Set task: Extract each line where the string "color" shows up.

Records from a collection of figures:

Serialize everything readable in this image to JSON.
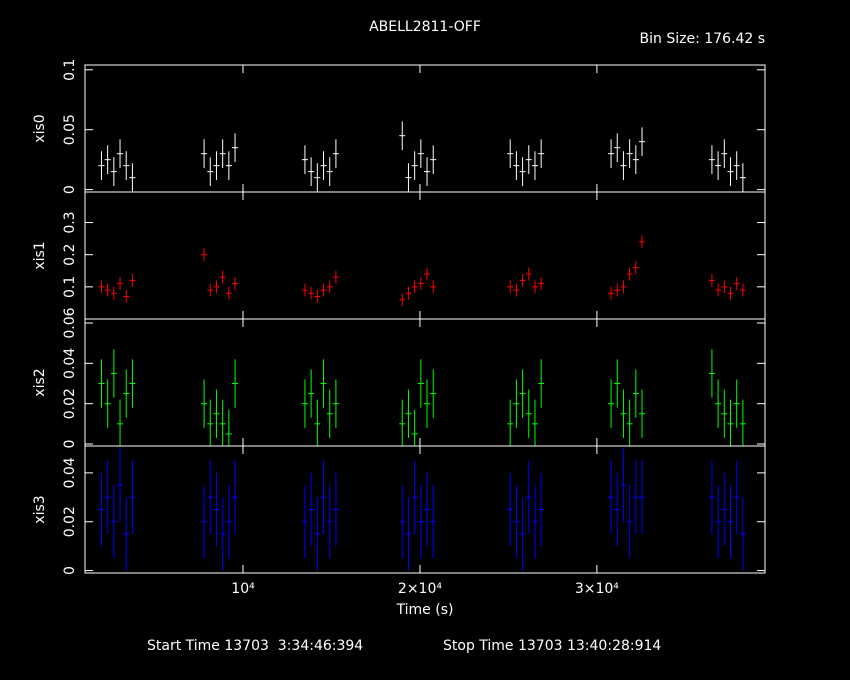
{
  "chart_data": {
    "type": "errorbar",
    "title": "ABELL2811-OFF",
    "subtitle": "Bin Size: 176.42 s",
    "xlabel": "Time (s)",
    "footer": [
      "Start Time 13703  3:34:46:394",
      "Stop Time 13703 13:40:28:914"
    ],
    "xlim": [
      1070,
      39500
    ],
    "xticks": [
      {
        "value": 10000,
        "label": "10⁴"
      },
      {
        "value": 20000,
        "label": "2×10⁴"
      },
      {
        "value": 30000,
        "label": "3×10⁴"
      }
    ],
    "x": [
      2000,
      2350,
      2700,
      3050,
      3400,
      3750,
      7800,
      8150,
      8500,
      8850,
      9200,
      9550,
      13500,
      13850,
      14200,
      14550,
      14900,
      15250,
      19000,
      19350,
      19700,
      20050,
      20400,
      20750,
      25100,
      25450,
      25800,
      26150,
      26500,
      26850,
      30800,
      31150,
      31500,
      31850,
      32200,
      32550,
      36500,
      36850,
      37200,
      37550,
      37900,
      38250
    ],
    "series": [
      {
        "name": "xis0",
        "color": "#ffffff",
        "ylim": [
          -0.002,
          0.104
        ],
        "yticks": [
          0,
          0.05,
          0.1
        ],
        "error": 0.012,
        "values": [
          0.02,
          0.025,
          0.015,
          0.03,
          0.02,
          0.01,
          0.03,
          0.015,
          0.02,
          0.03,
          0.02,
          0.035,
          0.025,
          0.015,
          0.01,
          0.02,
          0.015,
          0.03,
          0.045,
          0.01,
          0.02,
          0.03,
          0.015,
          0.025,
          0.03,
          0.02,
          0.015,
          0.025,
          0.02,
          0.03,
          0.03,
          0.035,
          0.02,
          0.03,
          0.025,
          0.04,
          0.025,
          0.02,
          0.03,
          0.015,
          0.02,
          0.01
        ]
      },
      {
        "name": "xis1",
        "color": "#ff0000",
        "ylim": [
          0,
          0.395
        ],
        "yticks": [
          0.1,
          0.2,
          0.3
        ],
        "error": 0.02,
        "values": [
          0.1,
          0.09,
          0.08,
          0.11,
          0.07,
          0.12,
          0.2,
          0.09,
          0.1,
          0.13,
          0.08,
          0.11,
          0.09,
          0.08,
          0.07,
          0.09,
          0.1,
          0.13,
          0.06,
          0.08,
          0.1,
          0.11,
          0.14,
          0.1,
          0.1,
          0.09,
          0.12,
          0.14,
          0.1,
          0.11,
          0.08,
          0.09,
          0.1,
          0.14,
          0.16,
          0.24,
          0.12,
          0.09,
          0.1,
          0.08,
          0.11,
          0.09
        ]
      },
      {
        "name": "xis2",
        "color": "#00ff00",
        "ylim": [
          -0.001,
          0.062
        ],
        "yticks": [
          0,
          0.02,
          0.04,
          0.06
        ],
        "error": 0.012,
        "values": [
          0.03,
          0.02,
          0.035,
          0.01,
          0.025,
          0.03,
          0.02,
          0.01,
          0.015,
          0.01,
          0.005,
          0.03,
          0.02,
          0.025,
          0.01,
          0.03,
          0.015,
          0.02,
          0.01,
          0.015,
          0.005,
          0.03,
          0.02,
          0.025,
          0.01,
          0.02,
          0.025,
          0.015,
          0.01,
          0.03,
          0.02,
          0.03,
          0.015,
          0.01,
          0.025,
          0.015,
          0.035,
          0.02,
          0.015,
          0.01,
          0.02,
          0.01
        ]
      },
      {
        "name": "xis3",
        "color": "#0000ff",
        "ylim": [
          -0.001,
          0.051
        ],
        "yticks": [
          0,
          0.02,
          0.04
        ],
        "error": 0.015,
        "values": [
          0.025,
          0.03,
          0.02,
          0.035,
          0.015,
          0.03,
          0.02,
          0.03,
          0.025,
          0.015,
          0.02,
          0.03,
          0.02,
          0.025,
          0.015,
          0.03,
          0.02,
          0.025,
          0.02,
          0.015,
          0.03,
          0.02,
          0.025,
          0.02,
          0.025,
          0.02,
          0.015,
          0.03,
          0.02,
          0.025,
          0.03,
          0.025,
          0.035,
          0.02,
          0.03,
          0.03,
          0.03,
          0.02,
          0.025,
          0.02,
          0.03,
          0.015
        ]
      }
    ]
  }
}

Finished task:
        "color": "#ffffff",
        "color": "#ff0000",
        "color": "#00ff00",
        "color": "#0000ff",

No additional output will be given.